(What to do) The data must be returned in full and exactly as given.

(Exercise data)
★ ★ ★ ★ ★

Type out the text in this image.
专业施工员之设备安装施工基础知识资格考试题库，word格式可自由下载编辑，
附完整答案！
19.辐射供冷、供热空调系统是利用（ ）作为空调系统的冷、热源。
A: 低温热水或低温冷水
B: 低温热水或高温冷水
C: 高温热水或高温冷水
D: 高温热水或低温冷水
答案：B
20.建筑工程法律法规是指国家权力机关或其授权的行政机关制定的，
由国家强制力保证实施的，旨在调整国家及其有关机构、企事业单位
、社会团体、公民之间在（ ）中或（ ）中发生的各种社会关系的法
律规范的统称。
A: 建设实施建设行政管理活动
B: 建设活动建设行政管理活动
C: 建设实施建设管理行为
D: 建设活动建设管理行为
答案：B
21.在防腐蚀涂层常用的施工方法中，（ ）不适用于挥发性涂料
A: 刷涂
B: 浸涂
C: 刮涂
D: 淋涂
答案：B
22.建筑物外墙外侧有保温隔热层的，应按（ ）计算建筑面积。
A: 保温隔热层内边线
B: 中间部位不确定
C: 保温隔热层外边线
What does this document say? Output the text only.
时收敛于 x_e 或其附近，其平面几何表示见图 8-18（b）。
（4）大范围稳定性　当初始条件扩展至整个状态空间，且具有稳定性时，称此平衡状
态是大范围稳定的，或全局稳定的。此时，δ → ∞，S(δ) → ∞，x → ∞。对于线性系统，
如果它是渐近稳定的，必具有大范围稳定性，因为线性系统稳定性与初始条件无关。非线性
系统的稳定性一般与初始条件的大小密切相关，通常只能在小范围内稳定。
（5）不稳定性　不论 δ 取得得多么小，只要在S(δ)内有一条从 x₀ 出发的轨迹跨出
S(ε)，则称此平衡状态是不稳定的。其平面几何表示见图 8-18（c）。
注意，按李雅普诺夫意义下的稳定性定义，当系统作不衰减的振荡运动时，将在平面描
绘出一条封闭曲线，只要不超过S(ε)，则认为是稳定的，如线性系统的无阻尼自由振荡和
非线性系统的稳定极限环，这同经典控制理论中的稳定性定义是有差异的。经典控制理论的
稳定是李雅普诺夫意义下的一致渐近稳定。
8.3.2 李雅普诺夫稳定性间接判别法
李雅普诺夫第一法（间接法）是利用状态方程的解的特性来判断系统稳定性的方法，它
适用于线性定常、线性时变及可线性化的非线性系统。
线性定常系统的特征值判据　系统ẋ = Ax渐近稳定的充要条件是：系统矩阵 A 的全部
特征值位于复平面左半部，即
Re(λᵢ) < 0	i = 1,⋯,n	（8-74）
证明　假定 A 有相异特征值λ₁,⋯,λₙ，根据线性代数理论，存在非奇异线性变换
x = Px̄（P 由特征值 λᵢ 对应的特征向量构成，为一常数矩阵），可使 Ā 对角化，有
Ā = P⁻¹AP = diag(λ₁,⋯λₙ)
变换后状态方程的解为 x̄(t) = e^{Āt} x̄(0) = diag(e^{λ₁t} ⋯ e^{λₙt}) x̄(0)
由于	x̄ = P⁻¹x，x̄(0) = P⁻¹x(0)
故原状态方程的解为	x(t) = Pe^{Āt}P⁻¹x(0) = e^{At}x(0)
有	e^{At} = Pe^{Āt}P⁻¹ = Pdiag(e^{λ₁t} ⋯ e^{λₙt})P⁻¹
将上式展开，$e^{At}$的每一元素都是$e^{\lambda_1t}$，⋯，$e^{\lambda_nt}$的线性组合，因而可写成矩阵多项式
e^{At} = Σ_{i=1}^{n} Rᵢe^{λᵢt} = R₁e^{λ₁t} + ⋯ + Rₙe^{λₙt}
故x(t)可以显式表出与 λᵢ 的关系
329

★ ★ ★ ★ ★

(Solution for this problem)
Type out the text in this image.
专业施工员之设备安装施工基础知识资格考试题库，word格式可自由下载编辑，
附完整答案！
19.辐射供冷、供热空调系统是利用（ ）作为空调系统的冷、热源。
A: 低温热水或低温冷水
B: 低温热水或高温冷水
C: 高温热水或高温冷水
D: 高温热水或低温冷水
答案：B
20.建筑工程法律法规是指国家权力机关或其授权的行政机关制定的，
由国家强制力保证实施的，旨在调整国家及其有关机构、企事业单位
、社会团体、公民之间在（ ）中或（ ）中发生的各种社会关系的法
律规范的统称。
A: 建设实施建设行政管理活动
B: 建设活动建设行政管理活动
C: 建设实施建设管理行为
D: 建设活动建设管理行为
答案：B
21.在防腐蚀涂层常用的施工方法中，（ ）不适用于挥发性涂料
A: 刷涂
B: 浸涂
C: 刮涂
D: 淋涂
答案：B
22.建筑物外墙外侧有保温隔热层的，应按（ ）计算建筑面积。
A: 保温隔热层内边线
B: 中间部位不确定
C: 保温隔热层外边线
What does this document say? Output the text only.
时收敛于 x_e 或其附近，其平面几何表示见图 8-18（b）。
（4）大范围稳定性　当初始条件扩展至整个状态空间，且具有稳定性时，称此平衡状
态是大范围稳定的，或全局稳定的。此时，δ → ∞，S(δ) → ∞，x → ∞。对于线性系统，
如果它是渐近稳定的，必具有大范围稳定性，因为线性系统稳定性与初始条件无关。非线性
系统的稳定性一般与初始条件的大小密切相关，通常只能在小范围内稳定。
（5）不稳定性　不论 δ 取得得多么小，只要在S(δ)内有一条从 x₀ 出发的轨迹跨出
S(ε)，则称此平衡状态是不稳定的。其平面几何表示见图 8-18（c）。
注意，按李雅普诺夫意义下的稳定性定义，当系统作不衰减的振荡运动时，将在平面描
绘出一条封闭曲线，只要不超过S(ε)，则认为是稳定的，如线性系统的无阻尼自由振荡和
非线性系统的稳定极限环，这同经典控制理论中的稳定性定义是有差异的。经典控制理论的
稳定是李雅普诺夫意义下的一致渐近稳定。
8.3.2 李雅普诺夫稳定性间接判别法
李雅普诺夫第一法（间接法）是利用状态方程的解的特性来判断系统稳定性的方法，它
适用于线性定常、线性时变及可线性化的非线性系统。
线性定常系统的特征值判据　系统ẋ = Ax渐近稳定的充要条件是：系统矩阵 A 的全部
特征值位于复平面左半部，即
Re(λᵢ) < 0	i = 1,⋯,n	（8-74）
证明　假定 A 有相异特征值λ₁,⋯,λₙ，根据线性代数理论，存在非奇异线性变换
x = Px̄（P 由特征值 λᵢ 对应的特征向量构成，为一常数矩阵），可使 Ā 对角化，有
Ā = P⁻¹AP = diag(λ₁,⋯λₙ)
变换后状态方程的解为 x̄(t) = e^{Āt} x̄(0) = diag(e^{λ₁t} ⋯ e^{λₙt}) x̄(0)
由于	x̄ = P⁻¹x，x̄(0) = P⁻¹x(0)
故原状态方程的解为	x(t) = Pe^{Āt}P⁻¹x(0) = e^{At}x(0)
有	e^{At} = Pe^{Āt}P⁻¹ = Pdiag(e^{λ₁t} ⋯ e^{λₙt})P⁻¹
将上式展开，$e^{At}$的每一元素都是$e^{\lambda_1t}$，⋯，$e^{\lambda_nt}$的线性组合，因而可写成矩阵多项式
e^{At} = Σ_{i=1}^{n} Rᵢe^{λᵢt} = R₁e^{λ₁t} + ⋯ + Rₙe^{λₙt}
故x(t)可以显式表出与 λᵢ 的关系
329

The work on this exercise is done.